> [What to work on]
Can you rewrite the stretch of data from the line containing "Extract all elements" through the line containing "figure-canvas: FMN RBS" as a Markdown table with the columns Row and Line, numbering each line and leaving out any blank ones?

> [Provided data]
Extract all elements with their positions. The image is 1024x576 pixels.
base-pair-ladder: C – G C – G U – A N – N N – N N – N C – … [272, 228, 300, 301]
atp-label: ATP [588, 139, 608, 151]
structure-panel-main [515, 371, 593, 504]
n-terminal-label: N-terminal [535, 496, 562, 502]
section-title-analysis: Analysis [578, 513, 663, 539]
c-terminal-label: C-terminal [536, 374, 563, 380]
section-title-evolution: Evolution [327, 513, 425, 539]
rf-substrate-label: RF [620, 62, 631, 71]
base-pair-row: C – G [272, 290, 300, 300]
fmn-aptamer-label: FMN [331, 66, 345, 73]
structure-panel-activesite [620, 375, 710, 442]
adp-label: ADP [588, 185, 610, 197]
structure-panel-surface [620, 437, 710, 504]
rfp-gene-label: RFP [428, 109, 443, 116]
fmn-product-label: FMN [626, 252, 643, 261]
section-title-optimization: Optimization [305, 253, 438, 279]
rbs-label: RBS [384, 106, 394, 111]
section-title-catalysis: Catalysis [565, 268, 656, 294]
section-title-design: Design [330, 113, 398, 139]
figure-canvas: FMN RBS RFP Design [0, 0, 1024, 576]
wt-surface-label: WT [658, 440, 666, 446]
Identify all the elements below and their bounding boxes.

---

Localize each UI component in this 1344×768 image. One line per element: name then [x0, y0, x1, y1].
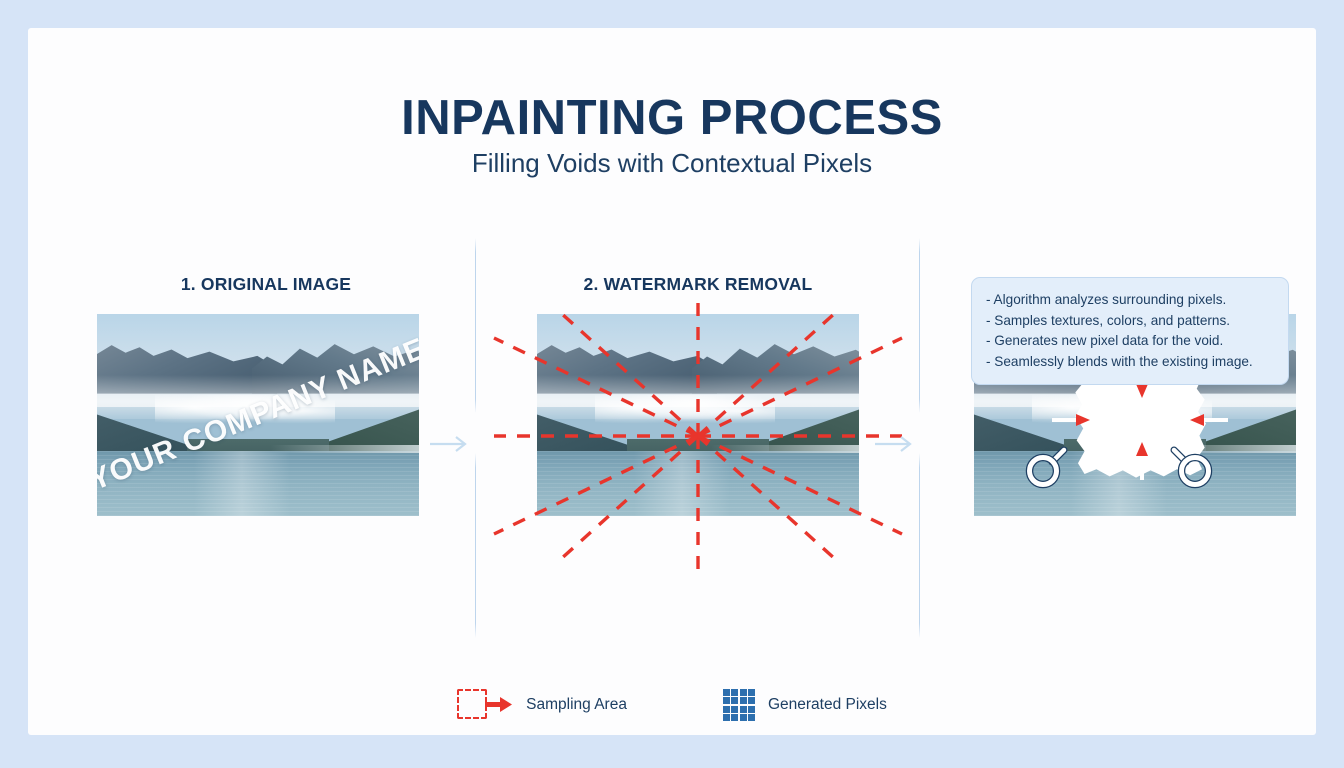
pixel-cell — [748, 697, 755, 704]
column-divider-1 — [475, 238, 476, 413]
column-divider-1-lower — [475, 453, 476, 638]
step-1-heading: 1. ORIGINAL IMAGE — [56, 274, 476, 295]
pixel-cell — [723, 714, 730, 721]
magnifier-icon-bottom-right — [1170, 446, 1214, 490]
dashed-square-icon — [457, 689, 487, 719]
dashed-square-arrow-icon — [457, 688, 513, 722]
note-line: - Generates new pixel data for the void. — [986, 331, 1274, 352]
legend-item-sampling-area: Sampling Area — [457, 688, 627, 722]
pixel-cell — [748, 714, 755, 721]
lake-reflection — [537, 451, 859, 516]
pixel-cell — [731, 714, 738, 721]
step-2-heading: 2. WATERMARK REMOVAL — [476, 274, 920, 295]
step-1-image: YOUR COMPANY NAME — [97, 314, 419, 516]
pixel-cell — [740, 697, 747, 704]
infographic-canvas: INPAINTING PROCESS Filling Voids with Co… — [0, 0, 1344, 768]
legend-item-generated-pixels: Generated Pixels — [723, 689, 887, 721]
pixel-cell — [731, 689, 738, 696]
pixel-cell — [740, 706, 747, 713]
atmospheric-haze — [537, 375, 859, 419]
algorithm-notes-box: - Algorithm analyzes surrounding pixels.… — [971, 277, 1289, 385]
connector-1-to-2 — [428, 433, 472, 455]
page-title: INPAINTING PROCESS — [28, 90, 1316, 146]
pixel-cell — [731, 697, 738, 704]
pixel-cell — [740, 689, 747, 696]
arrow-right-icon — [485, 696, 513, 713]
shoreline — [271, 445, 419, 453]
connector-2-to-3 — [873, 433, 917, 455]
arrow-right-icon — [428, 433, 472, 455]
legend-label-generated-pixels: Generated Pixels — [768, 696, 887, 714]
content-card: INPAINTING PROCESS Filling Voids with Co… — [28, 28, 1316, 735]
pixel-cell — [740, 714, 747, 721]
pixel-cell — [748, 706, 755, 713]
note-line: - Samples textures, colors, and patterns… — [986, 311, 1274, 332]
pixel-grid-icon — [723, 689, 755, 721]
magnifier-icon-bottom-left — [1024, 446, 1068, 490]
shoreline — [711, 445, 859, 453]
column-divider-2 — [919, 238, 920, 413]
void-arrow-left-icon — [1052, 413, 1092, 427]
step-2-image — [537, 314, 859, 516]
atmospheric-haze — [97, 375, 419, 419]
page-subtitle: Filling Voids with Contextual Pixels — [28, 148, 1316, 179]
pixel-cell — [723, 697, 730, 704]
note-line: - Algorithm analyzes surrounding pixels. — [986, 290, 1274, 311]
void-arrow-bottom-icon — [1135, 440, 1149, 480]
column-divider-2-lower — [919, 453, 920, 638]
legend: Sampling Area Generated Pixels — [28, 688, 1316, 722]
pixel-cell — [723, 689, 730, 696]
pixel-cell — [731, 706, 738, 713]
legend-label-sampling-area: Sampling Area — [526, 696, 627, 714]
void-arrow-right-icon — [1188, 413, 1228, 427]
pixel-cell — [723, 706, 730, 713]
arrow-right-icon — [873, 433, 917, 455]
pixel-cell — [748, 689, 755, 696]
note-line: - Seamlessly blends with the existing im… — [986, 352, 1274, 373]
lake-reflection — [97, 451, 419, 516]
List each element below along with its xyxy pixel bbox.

* * *

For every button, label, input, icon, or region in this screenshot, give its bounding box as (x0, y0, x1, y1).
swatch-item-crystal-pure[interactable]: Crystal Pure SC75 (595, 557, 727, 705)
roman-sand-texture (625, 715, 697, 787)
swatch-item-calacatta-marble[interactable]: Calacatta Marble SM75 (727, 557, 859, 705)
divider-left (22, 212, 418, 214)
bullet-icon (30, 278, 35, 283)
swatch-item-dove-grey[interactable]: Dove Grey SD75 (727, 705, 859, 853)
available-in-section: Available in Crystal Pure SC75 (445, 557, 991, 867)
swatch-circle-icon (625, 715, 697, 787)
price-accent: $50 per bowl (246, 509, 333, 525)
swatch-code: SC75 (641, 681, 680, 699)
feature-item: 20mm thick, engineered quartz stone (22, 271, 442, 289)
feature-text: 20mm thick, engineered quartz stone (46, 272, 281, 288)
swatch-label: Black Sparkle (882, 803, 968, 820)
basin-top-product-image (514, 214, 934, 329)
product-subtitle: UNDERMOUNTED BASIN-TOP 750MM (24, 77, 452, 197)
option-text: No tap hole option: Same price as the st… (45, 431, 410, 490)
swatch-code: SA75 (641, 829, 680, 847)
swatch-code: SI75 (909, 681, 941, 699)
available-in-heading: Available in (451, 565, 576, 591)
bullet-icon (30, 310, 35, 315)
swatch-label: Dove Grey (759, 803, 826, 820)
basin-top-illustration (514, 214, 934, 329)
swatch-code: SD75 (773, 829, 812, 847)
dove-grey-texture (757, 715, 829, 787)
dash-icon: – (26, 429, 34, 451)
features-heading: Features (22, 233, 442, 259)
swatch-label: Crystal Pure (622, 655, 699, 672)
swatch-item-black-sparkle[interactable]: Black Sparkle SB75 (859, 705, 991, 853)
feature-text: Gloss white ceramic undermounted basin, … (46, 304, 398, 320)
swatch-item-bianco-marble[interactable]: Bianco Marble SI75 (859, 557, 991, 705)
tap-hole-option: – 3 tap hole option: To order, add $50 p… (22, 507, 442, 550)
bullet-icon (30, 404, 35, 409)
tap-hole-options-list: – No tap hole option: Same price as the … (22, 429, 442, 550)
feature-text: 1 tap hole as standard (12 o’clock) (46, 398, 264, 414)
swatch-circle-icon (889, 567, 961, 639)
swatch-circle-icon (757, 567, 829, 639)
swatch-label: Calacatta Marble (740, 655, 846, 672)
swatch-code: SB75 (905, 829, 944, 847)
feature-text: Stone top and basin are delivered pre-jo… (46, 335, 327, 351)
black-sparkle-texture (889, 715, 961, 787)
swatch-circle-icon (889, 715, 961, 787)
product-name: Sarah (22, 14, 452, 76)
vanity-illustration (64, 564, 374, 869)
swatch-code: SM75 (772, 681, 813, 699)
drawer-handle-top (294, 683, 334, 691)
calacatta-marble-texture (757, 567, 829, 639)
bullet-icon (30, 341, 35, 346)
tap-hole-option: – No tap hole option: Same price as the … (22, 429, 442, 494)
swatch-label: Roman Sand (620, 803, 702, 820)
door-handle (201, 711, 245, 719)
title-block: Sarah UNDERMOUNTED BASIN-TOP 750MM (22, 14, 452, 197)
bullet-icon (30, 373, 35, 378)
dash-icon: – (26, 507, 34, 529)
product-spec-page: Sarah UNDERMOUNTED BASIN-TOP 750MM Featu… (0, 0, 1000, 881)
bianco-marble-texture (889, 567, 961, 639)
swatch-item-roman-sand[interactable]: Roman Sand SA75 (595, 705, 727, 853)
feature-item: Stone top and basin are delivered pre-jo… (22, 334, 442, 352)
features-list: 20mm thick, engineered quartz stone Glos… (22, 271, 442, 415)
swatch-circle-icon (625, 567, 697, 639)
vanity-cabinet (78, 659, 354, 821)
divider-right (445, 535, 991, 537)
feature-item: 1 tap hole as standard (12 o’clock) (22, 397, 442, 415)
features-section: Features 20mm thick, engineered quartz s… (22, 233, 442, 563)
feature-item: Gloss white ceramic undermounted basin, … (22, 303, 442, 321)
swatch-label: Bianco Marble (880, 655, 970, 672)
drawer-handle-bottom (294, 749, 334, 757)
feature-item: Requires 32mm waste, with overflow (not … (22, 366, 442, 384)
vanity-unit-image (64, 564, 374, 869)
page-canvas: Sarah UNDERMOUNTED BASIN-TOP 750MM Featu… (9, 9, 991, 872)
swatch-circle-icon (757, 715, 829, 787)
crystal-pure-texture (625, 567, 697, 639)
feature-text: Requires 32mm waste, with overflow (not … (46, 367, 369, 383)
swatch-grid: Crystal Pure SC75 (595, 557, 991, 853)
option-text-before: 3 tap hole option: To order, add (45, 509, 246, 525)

> [Output below]
| Row | Line |
|---|---|
| 1 | Extract all elements with their positions. The image is 1024x576 pixels. |
| 2 | base-pair-ladder: C – G C – G U – A N – N N – N N – N C – … [272, 228, 300, 301] |
| 3 | atp-label: ATP [588, 139, 608, 151] |
| 4 | structure-panel-main [515, 371, 593, 504] |
| 5 | n-terminal-label: N-terminal [535, 496, 562, 502] |
| 6 | section-title-analysis: Analysis [578, 513, 663, 539] |
| 7 | c-terminal-label: C-terminal [536, 374, 563, 380] |
| 8 | section-title-evolution: Evolution [327, 513, 425, 539] |
| 9 | rf-substrate-label: RF [620, 62, 631, 71] |
| 10 | base-pair-row: C – G [272, 290, 300, 300] |
| 11 | fmn-aptamer-label: FMN [331, 66, 345, 73] |
| 12 | structure-panel-activesite [620, 375, 710, 442] |
| 13 | adp-label: ADP [588, 185, 610, 197] |
| 14 | structure-panel-surface [620, 437, 710, 504] |
| 15 | rfp-gene-label: RFP [428, 109, 443, 116] |
| 16 | fmn-product-label: FMN [626, 252, 643, 261] |
| 17 | section-title-optimization: Optimization [305, 253, 438, 279] |
| 18 | rbs-label: RBS [384, 106, 394, 111] |
| 19 | section-title-catalysis: Catalysis [565, 268, 656, 294] |
| 20 | section-title-design: Design [330, 113, 398, 139] |
| 21 | figure-canvas: FMN RBS RFP Design [0, 0, 1024, 576] |